Data records:
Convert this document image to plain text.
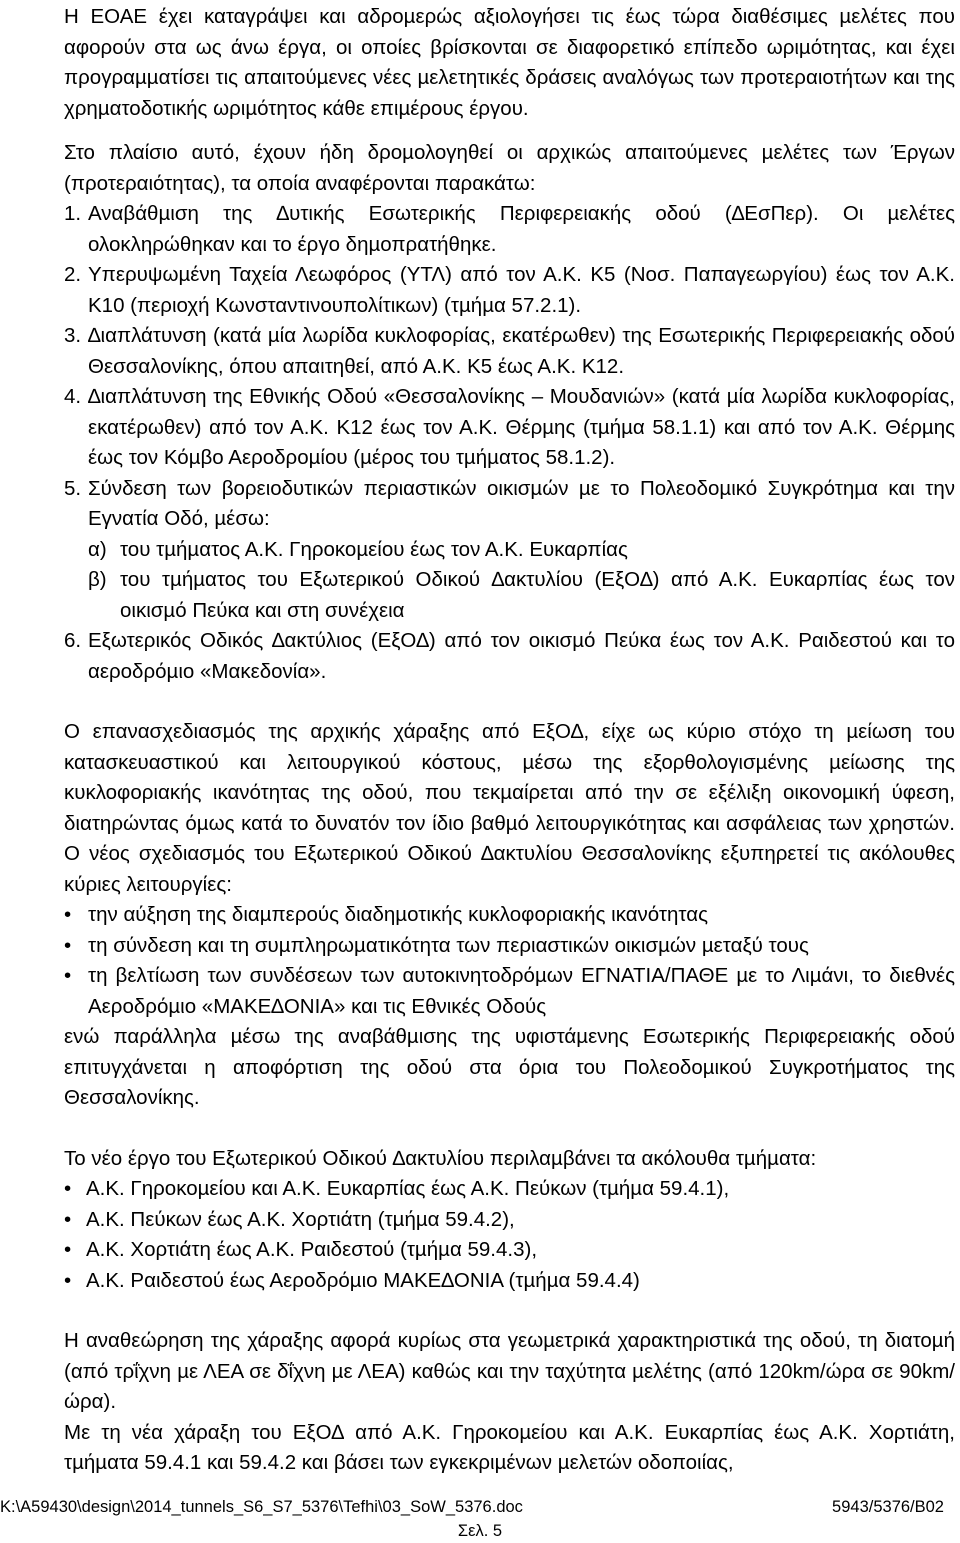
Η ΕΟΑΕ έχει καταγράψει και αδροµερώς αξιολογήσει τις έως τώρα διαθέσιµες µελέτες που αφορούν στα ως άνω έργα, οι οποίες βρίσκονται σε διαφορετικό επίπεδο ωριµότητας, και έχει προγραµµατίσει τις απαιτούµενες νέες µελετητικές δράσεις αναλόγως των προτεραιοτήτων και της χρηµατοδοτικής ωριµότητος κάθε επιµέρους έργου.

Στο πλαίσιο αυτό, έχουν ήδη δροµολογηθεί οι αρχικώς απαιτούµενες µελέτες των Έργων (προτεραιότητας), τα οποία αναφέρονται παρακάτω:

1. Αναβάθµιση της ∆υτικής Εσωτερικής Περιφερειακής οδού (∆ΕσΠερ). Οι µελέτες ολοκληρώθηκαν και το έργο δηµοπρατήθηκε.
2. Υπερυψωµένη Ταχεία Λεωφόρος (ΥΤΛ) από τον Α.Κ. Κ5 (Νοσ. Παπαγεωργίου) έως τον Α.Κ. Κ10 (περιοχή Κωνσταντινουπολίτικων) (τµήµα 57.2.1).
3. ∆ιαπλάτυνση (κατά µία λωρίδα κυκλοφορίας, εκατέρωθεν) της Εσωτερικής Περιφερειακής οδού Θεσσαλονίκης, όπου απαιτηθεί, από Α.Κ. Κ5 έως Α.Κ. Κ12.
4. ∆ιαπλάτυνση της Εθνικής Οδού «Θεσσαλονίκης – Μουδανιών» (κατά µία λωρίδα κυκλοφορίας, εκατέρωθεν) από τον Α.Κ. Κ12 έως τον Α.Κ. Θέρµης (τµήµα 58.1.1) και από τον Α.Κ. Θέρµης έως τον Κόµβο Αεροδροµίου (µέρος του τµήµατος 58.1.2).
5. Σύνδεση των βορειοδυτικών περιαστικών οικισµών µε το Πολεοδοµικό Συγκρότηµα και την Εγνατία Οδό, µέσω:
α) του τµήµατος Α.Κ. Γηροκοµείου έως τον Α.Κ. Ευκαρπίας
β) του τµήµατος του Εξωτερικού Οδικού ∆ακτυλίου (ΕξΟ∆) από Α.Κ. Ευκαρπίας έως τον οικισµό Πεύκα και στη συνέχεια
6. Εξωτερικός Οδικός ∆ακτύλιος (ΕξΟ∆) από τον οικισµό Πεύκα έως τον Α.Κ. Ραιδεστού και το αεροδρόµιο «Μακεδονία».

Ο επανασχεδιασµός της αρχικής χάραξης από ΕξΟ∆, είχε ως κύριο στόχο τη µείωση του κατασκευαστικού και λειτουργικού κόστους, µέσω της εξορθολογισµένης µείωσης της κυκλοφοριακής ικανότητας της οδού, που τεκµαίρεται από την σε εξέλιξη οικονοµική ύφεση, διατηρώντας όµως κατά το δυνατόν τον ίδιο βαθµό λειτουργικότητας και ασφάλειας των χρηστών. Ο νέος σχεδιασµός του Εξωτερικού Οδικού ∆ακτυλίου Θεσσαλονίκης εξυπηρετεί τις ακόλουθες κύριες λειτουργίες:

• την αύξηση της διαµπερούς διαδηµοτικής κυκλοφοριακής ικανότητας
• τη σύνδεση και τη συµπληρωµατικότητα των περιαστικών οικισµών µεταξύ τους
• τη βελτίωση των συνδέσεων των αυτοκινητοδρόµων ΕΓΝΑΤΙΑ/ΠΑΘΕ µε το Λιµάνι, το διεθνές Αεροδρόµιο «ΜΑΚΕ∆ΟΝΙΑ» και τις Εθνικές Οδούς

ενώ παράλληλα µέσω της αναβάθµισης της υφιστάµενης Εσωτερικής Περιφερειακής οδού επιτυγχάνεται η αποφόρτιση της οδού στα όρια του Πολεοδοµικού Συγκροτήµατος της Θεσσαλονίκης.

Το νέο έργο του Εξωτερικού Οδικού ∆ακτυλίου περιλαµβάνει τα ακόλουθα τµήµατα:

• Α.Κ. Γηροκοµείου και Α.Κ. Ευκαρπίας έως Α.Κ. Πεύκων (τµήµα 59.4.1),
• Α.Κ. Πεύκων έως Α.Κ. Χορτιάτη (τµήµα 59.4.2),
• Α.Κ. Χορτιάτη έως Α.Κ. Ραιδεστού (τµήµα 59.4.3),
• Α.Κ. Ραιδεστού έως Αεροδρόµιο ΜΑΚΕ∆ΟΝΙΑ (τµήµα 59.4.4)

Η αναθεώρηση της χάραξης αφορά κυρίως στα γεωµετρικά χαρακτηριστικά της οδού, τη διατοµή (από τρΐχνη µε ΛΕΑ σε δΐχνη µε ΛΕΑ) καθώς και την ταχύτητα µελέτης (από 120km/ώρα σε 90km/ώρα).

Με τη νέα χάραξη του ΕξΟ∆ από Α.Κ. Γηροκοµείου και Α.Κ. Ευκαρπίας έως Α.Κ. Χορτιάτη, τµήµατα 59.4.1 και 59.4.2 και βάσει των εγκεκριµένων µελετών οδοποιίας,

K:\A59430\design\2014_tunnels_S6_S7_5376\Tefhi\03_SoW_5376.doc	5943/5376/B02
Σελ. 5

Requirements: Collect the lines of the records that include the string "ικανότητας".

Solution for this exercise:
Ο επανασχεδιασµός της αρχικής χάραξης από ΕξΟ∆, είχε ως κύριο στόχο τη µείωση του κατασκευαστικού και λειτουργικού κόστους, µέσω της εξορθολογισµένης µείωσης της κυκλοφοριακής ικανότητας της οδού, που τεκµαίρεται από την σε εξέλιξη οικονοµική ύφεση, διατηρώντας όµως κατά το δυνατόν τον ίδιο βαθµό λειτουργικότητας και ασφάλειας των χρηστών. Ο νέος σχεδιασµός του Εξωτερικού Οδικού ∆ακτυλίου Θεσσαλονίκης εξυπηρετεί τις ακόλουθες κύριες λειτουργίες:
• την αύξηση της διαµπερούς διαδηµοτικής κυκλοφοριακής ικανότητας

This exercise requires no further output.